## Stored data entries
========

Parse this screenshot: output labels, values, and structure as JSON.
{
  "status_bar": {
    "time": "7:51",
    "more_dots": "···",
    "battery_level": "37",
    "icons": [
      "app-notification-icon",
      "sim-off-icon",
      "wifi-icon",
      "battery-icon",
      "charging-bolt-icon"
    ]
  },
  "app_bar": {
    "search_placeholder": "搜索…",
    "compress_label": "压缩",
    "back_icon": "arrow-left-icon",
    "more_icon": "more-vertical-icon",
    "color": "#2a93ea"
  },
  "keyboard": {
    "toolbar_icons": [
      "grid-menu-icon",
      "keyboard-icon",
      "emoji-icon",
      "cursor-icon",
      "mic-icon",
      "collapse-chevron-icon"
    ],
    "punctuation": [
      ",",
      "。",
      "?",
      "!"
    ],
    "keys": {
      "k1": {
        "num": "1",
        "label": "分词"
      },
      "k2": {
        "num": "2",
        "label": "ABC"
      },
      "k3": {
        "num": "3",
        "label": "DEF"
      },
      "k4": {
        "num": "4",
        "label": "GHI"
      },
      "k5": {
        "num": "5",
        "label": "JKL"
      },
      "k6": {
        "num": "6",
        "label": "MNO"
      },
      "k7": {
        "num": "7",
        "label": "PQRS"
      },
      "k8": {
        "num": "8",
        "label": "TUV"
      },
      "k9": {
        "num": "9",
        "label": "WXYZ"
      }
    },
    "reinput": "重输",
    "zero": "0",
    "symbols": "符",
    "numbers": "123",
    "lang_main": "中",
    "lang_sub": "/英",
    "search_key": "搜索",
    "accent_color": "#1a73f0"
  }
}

========

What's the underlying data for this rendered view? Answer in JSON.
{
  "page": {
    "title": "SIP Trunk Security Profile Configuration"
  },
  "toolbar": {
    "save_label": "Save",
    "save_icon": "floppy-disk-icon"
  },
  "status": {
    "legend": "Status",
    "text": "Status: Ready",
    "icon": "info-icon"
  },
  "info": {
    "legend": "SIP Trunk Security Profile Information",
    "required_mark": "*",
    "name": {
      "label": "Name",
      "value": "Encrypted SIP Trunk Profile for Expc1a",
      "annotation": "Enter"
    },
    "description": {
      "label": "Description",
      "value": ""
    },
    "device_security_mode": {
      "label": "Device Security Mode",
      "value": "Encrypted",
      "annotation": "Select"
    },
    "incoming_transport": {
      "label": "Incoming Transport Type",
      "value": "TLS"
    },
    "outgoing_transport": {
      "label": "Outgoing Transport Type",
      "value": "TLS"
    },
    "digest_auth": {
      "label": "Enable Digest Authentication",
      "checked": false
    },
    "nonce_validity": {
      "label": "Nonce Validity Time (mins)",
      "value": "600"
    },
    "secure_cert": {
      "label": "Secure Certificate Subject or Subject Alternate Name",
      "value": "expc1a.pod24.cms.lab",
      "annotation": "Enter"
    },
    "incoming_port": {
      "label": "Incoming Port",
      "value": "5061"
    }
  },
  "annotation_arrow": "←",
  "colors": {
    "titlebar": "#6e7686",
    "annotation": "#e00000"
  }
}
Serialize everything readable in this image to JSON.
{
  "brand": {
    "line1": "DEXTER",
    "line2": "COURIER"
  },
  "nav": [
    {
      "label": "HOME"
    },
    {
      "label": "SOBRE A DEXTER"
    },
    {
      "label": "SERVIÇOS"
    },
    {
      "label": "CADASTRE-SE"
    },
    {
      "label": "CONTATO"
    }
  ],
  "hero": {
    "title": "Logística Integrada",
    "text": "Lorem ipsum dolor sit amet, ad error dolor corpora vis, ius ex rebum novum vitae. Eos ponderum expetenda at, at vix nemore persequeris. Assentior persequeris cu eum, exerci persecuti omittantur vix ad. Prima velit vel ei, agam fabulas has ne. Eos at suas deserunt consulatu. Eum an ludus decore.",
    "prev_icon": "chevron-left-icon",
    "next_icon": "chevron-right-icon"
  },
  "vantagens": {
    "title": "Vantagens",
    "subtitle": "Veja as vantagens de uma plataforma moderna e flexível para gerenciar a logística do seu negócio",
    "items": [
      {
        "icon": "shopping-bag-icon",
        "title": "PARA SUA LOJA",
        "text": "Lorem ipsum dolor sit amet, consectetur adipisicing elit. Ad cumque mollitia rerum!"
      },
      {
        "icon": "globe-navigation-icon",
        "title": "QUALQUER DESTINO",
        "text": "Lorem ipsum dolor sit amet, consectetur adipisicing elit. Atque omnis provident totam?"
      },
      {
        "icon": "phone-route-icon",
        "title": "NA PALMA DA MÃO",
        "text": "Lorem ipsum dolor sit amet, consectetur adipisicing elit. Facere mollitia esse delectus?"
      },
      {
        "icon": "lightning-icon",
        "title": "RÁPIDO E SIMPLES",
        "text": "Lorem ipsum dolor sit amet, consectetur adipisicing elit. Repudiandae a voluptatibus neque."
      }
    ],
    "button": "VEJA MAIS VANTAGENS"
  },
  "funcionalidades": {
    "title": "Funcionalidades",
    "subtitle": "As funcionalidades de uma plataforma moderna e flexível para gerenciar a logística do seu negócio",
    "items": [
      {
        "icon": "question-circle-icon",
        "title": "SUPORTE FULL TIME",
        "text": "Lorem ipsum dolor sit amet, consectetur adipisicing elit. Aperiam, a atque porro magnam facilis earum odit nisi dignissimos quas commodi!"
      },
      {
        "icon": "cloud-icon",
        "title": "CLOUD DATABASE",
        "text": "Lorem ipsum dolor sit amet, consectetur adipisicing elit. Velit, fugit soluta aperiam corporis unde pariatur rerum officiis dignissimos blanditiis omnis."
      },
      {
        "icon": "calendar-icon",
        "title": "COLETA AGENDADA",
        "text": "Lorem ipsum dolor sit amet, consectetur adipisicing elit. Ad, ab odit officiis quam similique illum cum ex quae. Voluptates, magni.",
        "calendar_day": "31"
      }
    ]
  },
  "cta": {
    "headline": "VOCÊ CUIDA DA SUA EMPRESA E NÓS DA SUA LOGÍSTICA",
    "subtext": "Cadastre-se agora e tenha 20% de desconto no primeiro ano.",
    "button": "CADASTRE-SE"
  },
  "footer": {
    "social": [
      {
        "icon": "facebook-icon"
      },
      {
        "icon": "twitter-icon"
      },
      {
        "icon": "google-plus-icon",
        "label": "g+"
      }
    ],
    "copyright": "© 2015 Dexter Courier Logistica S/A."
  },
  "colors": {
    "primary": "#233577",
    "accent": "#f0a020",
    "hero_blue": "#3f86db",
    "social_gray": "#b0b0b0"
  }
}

========

## Required work
Go through the listing above and work out how many lines contain the string "plataforma". Reply with the number alone.

## Written reply
2